-- Start of Records supplied --

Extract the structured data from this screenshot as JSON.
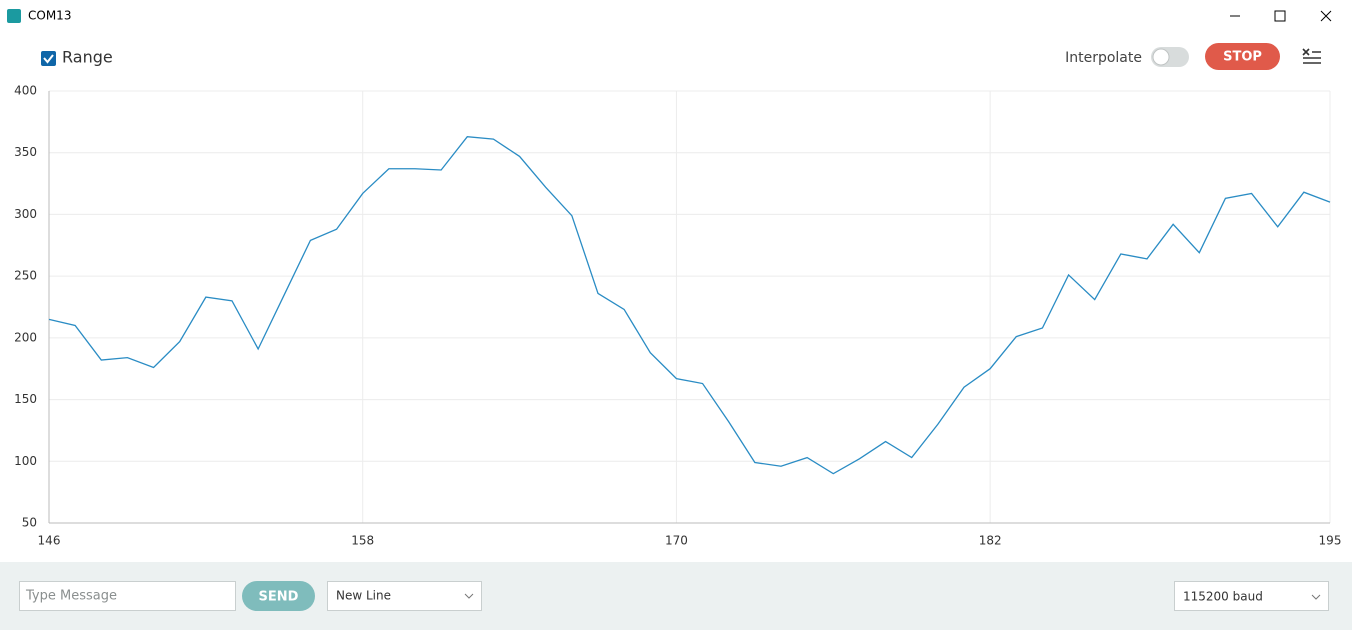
{
  "window": {
    "title": "COM13"
  },
  "toolbar": {
    "range_label": "Range",
    "interpolate_label": "Interpolate",
    "stop_button": "STOP"
  },
  "footer": {
    "message_placeholder": "Type Message",
    "send_button": "SEND",
    "line_ending": "New Line",
    "baud_rate": "115200 baud"
  },
  "chart_data": {
    "type": "line",
    "color": "#2a8cc4",
    "grid": true,
    "x": [
      146,
      147,
      148,
      149,
      150,
      151,
      152,
      153,
      154,
      155,
      156,
      157,
      158,
      159,
      160,
      161,
      162,
      163,
      164,
      165,
      166,
      167,
      168,
      169,
      170,
      171,
      172,
      173,
      174,
      175,
      176,
      177,
      178,
      179,
      180,
      181,
      182,
      183,
      184,
      185,
      186,
      187,
      188,
      189,
      190,
      191,
      192,
      193,
      194,
      195
    ],
    "values": [
      215,
      210,
      182,
      184,
      176,
      197,
      233,
      230,
      191,
      235,
      279,
      288,
      317,
      337,
      337,
      336,
      363,
      361,
      347,
      322,
      299,
      236,
      223,
      188,
      167,
      163,
      132,
      99,
      96,
      103,
      90,
      102,
      116,
      103,
      130,
      160,
      175,
      201,
      208,
      251,
      231,
      268,
      264,
      292,
      269,
      313,
      317,
      290,
      318,
      310
    ],
    "xlim": [
      146,
      195
    ],
    "xticks": [
      146,
      158,
      170,
      182,
      195
    ],
    "ylim": [
      50,
      400
    ],
    "yticks": [
      50,
      100,
      150,
      200,
      250,
      300,
      350,
      400
    ]
  }
}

-- End of Records supplied --

Task prompt
Write out each line of the data exactly; the images should be left out.

Final answer
Extract the structured data from this screenshot as JSON.
{
  "window": {
    "title": "COM13"
  },
  "toolbar": {
    "range_label": "Range",
    "interpolate_label": "Interpolate",
    "stop_button": "STOP"
  },
  "footer": {
    "message_placeholder": "Type Message",
    "send_button": "SEND",
    "line_ending": "New Line",
    "baud_rate": "115200 baud"
  },
  "chart_data": {
    "type": "line",
    "color": "#2a8cc4",
    "grid": true,
    "x": [
      146,
      147,
      148,
      149,
      150,
      151,
      152,
      153,
      154,
      155,
      156,
      157,
      158,
      159,
      160,
      161,
      162,
      163,
      164,
      165,
      166,
      167,
      168,
      169,
      170,
      171,
      172,
      173,
      174,
      175,
      176,
      177,
      178,
      179,
      180,
      181,
      182,
      183,
      184,
      185,
      186,
      187,
      188,
      189,
      190,
      191,
      192,
      193,
      194,
      195
    ],
    "values": [
      215,
      210,
      182,
      184,
      176,
      197,
      233,
      230,
      191,
      235,
      279,
      288,
      317,
      337,
      337,
      336,
      363,
      361,
      347,
      322,
      299,
      236,
      223,
      188,
      167,
      163,
      132,
      99,
      96,
      103,
      90,
      102,
      116,
      103,
      130,
      160,
      175,
      201,
      208,
      251,
      231,
      268,
      264,
      292,
      269,
      313,
      317,
      290,
      318,
      310
    ],
    "xlim": [
      146,
      195
    ],
    "xticks": [
      146,
      158,
      170,
      182,
      195
    ],
    "ylim": [
      50,
      400
    ],
    "yticks": [
      50,
      100,
      150,
      200,
      250,
      300,
      350,
      400
    ]
  }
}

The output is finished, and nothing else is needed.